> _PROBLEM TO SOLVE_:
Please copy the post on Google Fusion Tables, beginning at the words "Fusion Tables: Google's" and stopping after "dataspaces [1].", and swap every "Fusion Tables" for "Shared Tables".

Fusion Tables: Google's approach to sharing data on the Web

 

Hi all,

 

I’m regularly following Alon Halevy blog as I really like his thoughts on
dataspaces [1].

 

Today, I discovered this post about Google Fusion Tables

 

 
<http://alonhalevy.blogspot.com/2009/06/fusion-tables-third-piece-of-puzzle.
html>
http://alonhalevy.blogspot.com/2009/06/fusion-tables-third-piece-of-puzzle.h
tml

 

“The main goal of Fusion Tables is to make it easier for people to create,
manage and share on structured data on the Web. Fusion Tables is a new kind
of data management system that focuses on features that enable
collaboration. […] In a nutshell, Fusion Tables enables you to upload
tabular data (up to 100MB per table) from spreadsheets and CSV files. You
can filter and aggregate the data and visualize it in several ways, such as
maps and time lines. The system will try to recognize columns that represent
geographical locations and suggest appropriate visualizations. To
collaborate, you can share a table with a select set of collaborators or
make it public. One of the reasons to collaborate is to enable fusing data
from multiple tables, which is a simple yet powerful form of data
integration. If you have a table about water resources in the countries of
the world, and I have data about the incidence of malaria in various
countries, we can fuse our data on the country column, and see our data side
by side.”

> _INFORMATION PROVIDED_:
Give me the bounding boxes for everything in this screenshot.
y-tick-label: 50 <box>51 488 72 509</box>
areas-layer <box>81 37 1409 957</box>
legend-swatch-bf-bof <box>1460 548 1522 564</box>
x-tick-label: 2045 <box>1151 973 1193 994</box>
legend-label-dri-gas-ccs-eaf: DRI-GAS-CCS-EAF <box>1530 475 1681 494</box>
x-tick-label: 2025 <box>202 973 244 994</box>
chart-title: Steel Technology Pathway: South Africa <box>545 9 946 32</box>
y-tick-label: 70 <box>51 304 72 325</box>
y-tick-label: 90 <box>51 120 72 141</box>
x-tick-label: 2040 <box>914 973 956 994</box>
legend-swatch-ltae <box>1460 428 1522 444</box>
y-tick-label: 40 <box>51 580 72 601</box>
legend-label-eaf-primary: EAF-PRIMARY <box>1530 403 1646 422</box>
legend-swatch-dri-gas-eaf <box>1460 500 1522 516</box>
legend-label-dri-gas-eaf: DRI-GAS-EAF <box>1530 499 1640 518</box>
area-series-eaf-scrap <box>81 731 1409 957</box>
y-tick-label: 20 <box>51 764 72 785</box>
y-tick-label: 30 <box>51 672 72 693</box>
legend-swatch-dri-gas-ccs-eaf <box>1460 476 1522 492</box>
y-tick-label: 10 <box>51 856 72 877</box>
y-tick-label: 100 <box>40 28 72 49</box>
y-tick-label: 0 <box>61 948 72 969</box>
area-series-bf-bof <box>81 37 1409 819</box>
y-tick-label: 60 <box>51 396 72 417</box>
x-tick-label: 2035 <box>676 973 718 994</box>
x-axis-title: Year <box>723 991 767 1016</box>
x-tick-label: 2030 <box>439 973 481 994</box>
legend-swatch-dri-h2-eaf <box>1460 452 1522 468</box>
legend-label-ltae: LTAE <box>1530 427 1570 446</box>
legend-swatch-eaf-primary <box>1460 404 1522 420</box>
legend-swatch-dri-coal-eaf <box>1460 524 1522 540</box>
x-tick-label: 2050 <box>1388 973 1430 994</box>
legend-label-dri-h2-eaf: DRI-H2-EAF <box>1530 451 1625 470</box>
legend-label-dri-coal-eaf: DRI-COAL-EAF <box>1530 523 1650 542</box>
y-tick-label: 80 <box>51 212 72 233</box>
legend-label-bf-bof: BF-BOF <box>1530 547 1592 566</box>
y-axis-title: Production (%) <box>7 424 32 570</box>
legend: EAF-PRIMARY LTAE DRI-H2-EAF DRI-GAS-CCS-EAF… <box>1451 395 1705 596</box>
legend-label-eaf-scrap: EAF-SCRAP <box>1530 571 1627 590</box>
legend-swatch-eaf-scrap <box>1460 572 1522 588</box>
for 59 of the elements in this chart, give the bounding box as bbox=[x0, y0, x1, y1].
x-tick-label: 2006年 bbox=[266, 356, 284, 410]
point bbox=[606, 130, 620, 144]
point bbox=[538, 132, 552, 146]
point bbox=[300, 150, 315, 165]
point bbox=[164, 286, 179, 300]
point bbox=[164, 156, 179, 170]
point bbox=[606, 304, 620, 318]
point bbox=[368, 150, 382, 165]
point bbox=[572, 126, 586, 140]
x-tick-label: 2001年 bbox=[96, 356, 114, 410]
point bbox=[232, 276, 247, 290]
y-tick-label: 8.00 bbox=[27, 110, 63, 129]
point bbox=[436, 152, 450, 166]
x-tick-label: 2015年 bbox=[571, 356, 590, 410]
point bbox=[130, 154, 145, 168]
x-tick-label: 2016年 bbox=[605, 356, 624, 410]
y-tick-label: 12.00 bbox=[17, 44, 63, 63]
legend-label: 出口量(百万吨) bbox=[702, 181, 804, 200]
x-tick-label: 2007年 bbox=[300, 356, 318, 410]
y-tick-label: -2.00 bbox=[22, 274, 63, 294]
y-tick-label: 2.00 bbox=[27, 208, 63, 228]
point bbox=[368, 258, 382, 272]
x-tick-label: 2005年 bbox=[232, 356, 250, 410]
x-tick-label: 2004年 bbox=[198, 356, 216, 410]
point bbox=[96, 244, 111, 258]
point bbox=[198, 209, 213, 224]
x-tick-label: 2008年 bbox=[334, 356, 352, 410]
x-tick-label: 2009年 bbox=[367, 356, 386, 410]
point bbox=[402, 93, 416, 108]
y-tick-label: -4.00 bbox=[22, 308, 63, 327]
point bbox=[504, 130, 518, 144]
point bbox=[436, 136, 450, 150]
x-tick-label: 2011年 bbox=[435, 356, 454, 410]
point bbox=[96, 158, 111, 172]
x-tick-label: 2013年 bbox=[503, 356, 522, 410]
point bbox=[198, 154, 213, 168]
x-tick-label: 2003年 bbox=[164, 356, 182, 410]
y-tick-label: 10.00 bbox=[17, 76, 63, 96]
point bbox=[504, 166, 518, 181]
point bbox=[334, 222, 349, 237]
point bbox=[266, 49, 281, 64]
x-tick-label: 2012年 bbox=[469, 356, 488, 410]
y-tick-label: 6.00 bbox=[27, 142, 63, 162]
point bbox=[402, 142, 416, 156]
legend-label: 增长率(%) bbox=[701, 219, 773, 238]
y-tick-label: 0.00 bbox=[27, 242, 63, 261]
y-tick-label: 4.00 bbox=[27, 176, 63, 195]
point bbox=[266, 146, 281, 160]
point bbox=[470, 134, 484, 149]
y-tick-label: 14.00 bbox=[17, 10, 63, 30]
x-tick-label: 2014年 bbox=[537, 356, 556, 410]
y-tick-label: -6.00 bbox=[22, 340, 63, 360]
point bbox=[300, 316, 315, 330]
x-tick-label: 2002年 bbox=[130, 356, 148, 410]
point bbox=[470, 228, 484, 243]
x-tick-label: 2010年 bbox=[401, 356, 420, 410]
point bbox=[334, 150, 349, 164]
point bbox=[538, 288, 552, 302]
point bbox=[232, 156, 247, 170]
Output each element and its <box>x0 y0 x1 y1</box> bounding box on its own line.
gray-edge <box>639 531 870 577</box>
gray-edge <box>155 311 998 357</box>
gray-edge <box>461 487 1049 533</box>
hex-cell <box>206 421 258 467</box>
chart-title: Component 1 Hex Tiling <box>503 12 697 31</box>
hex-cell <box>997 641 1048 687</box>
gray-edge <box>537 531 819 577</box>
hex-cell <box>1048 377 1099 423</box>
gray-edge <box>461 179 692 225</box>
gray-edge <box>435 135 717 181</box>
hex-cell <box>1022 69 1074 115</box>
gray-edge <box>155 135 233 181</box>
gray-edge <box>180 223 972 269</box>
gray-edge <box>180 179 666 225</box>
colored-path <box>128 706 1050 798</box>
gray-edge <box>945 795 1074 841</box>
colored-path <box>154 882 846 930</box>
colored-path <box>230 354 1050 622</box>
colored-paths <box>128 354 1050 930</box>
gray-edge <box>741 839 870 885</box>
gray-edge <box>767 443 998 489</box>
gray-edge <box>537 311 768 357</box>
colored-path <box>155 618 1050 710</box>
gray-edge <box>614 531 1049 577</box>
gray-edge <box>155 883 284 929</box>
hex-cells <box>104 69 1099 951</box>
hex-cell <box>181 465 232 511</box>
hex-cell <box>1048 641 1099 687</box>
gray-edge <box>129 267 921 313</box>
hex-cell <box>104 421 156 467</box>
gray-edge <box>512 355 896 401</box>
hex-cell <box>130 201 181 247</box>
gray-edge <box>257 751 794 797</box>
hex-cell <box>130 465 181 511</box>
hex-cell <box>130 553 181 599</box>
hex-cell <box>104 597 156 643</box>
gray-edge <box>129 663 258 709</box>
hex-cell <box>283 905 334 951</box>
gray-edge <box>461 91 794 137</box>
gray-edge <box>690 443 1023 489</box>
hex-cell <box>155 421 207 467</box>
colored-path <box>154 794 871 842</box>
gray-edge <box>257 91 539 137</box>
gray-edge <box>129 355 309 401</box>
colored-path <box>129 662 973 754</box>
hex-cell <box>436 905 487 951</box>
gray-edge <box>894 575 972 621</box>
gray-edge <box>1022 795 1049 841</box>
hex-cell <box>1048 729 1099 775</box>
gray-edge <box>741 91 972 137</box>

> _RESPONSE TO THE EXERCISE_:
Shared Tables: Google's approach to sharing data on the Web

 

Hi all,

 

I’m regularly following Alon Halevy blog as I really like his thoughts on
dataspaces [1].